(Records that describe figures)
* * * * * * * * *

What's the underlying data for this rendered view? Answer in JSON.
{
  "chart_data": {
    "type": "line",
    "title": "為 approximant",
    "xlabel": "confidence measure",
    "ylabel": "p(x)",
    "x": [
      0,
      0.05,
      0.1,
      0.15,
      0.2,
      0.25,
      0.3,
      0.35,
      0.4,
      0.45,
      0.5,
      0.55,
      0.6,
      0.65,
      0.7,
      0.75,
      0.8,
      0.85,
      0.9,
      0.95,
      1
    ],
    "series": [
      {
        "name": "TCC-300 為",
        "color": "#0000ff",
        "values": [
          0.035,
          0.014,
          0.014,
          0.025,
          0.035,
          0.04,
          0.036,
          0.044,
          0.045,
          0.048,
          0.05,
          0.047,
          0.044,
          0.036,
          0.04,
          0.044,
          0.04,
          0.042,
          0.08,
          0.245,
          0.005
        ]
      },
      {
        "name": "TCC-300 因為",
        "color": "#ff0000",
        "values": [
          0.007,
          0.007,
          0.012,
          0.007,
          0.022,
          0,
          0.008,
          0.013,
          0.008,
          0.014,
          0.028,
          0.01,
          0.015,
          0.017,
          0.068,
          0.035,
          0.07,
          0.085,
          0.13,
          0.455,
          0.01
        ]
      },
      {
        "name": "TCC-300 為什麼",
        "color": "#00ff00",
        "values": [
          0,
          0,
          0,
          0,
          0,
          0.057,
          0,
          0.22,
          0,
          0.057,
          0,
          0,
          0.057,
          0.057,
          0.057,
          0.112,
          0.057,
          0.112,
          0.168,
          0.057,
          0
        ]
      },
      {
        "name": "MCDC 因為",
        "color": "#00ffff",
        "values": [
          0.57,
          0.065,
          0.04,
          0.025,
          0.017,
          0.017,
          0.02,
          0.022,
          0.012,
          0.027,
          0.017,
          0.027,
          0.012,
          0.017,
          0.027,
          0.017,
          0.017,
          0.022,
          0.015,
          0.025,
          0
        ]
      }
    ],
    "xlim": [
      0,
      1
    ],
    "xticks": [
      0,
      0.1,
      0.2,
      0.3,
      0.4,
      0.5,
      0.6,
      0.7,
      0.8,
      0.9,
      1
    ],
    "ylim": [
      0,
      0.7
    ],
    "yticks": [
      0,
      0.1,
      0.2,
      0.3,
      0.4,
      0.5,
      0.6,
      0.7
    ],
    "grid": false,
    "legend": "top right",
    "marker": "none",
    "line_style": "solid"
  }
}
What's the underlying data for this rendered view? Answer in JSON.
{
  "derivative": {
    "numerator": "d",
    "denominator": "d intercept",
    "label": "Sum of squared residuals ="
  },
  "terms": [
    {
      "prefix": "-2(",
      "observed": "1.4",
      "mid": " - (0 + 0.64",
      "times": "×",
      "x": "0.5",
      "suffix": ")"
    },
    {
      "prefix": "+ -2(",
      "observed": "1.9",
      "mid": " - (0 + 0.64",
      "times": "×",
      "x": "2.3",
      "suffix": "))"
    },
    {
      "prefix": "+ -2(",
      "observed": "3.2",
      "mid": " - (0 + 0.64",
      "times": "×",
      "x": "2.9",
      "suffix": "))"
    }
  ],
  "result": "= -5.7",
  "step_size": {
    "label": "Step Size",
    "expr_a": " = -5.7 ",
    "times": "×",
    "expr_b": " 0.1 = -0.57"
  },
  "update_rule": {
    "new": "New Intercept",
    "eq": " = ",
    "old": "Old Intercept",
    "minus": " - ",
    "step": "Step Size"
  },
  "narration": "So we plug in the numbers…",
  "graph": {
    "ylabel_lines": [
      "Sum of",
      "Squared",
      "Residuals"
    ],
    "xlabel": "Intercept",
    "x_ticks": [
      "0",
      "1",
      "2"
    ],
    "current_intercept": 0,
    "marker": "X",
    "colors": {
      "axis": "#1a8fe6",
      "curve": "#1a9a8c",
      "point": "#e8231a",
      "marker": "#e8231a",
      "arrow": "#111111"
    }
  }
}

* * * * * * * * *

> REQUIREMENTS: Return every line from the records above that holds the word "observed".

> FINISHED ANSWER:
      "observed": "1.4",
      "observed": "1.9",
      "observed": "3.2",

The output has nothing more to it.